▶ STATED PROBLEM:
From the listing below, pull each line that includes "должен".

Start GIVEN RECORDS

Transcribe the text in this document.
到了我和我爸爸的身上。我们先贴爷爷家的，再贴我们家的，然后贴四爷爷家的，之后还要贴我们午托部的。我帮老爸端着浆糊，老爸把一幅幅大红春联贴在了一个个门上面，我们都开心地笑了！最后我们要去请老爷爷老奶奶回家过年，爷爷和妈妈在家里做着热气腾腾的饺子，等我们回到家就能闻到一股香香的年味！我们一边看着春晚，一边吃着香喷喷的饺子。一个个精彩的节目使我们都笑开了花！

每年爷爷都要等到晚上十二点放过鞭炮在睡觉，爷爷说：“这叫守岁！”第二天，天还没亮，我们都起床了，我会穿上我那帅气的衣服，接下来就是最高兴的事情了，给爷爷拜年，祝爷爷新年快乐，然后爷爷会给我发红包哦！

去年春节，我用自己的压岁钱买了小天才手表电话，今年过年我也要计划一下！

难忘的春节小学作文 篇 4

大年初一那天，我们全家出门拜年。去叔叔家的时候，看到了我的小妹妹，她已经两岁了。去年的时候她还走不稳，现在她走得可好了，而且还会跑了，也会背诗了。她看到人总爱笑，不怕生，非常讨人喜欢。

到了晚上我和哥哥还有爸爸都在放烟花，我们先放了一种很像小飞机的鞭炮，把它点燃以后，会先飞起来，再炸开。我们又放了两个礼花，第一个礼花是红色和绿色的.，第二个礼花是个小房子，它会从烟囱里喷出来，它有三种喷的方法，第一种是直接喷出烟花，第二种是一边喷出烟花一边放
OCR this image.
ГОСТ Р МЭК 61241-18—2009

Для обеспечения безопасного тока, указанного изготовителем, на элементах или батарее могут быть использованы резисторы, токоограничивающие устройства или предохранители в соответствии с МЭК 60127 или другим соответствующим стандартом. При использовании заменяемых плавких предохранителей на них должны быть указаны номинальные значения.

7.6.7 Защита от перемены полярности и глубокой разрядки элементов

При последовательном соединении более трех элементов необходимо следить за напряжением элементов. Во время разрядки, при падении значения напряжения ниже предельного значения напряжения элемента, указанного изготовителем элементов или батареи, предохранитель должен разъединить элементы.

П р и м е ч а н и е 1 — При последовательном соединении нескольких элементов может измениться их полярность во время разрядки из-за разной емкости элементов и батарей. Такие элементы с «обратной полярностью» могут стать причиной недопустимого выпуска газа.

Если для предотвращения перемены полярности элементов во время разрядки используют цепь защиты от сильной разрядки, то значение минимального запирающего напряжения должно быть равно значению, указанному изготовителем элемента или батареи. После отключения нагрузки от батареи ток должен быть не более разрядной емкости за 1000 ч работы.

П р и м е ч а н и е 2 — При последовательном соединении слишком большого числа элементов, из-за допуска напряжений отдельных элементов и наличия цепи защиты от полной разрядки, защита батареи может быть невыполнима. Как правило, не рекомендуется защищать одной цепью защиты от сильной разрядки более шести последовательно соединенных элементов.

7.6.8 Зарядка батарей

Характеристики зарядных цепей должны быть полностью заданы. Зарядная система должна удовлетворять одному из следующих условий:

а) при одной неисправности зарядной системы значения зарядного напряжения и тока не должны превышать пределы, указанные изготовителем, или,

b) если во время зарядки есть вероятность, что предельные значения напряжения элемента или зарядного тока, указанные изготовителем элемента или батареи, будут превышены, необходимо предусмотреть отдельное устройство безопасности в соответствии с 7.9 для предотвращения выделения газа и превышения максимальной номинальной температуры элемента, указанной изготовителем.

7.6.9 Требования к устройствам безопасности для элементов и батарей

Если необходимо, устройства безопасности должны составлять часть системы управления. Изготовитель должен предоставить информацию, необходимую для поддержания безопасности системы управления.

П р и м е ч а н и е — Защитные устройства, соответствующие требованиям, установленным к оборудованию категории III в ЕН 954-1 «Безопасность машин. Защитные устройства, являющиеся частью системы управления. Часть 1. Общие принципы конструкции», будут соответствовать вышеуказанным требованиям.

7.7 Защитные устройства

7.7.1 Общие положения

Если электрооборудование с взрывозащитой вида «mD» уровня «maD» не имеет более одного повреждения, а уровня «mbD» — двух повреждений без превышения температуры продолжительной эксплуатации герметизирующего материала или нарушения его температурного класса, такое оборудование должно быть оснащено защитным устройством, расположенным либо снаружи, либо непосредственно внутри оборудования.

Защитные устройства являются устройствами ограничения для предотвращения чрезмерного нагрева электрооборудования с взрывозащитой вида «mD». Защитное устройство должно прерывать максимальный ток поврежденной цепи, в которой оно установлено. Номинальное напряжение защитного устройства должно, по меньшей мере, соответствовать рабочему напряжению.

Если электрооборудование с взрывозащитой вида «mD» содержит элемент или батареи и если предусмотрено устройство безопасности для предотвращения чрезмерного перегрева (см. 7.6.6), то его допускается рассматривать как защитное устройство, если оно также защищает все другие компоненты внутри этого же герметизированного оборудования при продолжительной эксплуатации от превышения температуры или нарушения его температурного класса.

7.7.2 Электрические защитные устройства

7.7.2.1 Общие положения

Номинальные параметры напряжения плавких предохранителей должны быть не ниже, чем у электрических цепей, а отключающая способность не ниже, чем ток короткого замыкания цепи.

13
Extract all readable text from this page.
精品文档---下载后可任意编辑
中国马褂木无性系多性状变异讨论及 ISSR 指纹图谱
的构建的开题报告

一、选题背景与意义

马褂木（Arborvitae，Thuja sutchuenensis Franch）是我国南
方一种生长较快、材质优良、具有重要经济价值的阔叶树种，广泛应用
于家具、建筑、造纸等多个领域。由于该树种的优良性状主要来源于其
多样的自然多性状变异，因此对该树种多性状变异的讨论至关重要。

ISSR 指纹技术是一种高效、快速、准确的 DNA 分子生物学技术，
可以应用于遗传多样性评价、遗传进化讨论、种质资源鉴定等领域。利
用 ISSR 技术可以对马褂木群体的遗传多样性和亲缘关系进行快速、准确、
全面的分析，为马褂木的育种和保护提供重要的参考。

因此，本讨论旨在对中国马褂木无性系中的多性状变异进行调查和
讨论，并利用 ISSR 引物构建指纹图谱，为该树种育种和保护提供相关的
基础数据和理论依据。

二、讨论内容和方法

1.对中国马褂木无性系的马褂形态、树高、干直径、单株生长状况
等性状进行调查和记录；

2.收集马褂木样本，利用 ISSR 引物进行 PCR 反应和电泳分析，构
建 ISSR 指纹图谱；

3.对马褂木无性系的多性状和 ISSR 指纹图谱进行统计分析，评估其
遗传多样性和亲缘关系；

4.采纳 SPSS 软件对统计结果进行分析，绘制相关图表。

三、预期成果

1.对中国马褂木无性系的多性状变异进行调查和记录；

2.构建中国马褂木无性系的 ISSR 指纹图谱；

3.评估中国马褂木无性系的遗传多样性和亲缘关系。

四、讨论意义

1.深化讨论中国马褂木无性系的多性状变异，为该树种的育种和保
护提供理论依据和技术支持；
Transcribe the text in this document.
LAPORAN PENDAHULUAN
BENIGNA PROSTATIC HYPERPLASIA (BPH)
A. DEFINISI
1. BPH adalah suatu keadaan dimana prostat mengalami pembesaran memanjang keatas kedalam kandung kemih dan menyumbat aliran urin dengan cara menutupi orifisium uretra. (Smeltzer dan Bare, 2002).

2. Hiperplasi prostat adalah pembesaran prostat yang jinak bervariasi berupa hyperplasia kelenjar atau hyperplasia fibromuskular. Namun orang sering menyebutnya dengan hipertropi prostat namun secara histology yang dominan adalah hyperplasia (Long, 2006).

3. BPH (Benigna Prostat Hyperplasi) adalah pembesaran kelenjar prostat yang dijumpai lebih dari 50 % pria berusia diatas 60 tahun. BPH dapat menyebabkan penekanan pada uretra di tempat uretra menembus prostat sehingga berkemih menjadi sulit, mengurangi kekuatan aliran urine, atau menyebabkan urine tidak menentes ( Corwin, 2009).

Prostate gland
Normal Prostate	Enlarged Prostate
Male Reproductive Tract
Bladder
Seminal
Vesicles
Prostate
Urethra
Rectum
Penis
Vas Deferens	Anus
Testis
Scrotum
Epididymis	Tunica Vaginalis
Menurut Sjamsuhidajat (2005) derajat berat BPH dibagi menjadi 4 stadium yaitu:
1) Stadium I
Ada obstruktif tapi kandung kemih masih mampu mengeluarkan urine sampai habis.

End GIVEN RECORDS

▶ ANSWER TO THE PROBLEM:
При последовательном соединении более трех элементов необходимо следить за напряжением элементов. Во время разрядки, при падении значения напряжения ниже предельного значения напряжения элемента, указанного изготовителем элементов или батареи, предохранитель должен разъединить элементы.
Если для предотвращения перемены полярности элементов во время разрядки используют цепь защиты от сильной разрядки, то значение минимального запирающего напряжения должно быть равно значению, указанному изготовителем элемента или батареи. После отключения нагрузки от батареи ток должен быть не более разрядной емкости за 1000 ч работы.
Если необходимо, устройства безопасности должны составлять часть системы управления. Изготовитель должен предоставить информацию, необходимую для поддержания безопасности системы управления.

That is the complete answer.